= Task description =
Set each record down exactly, excluding all images.

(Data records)

══════════════════════════════

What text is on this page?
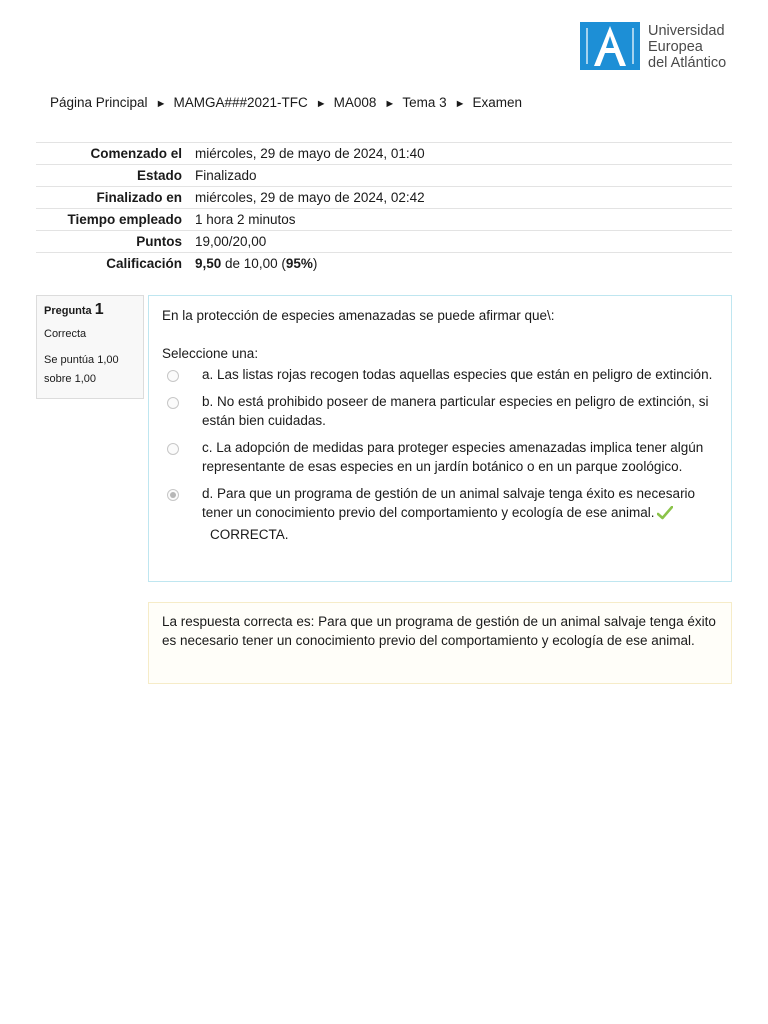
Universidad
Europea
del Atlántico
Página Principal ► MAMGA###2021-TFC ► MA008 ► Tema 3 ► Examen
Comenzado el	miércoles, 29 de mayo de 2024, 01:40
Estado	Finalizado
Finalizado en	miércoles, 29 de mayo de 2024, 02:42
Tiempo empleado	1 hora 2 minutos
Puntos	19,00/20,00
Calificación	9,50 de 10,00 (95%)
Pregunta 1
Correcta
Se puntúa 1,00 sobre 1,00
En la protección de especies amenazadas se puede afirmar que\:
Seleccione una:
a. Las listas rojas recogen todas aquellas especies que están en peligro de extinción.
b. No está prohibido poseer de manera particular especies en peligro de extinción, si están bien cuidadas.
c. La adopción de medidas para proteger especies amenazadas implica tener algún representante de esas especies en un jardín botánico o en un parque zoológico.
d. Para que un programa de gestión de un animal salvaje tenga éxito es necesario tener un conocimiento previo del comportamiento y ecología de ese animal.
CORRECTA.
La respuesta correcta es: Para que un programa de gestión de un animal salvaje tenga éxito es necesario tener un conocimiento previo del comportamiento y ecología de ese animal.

══════════════════════════════

= The result =
What text is on this page?
Universidad
Europea
del Atlántico
Página Principal ► MAMGA###2021-TFC ► MA008 ► Tema 3 ► Examen
Comenzado el	miércoles, 29 de mayo de 2024, 01:40
Estado	Finalizado
Finalizado en	miércoles, 29 de mayo de 2024, 02:42
Tiempo empleado	1 hora 2 minutos
Puntos	19,00/20,00
Calificación	9,50 de 10,00 (95%)
Pregunta 1
Correcta
Se puntúa 1,00 sobre 1,00
En la protección de especies amenazadas se puede afirmar que\:
Seleccione una:
a. Las listas rojas recogen todas aquellas especies que están en peligro de extinción.
b. No está prohibido poseer de manera particular especies en peligro de extinción, si están bien cuidadas.
c. La adopción de medidas para proteger especies amenazadas implica tener algún representante de esas especies en un jardín botánico o en un parque zoológico.
d. Para que un programa de gestión de un animal salvaje tenga éxito es necesario tener un conocimiento previo del comportamiento y ecología de ese animal.
CORRECTA.
La respuesta correcta es: Para que un programa de gestión de un animal salvaje tenga éxito es necesario tener un conocimiento previo del comportamiento y ecología de ese animal.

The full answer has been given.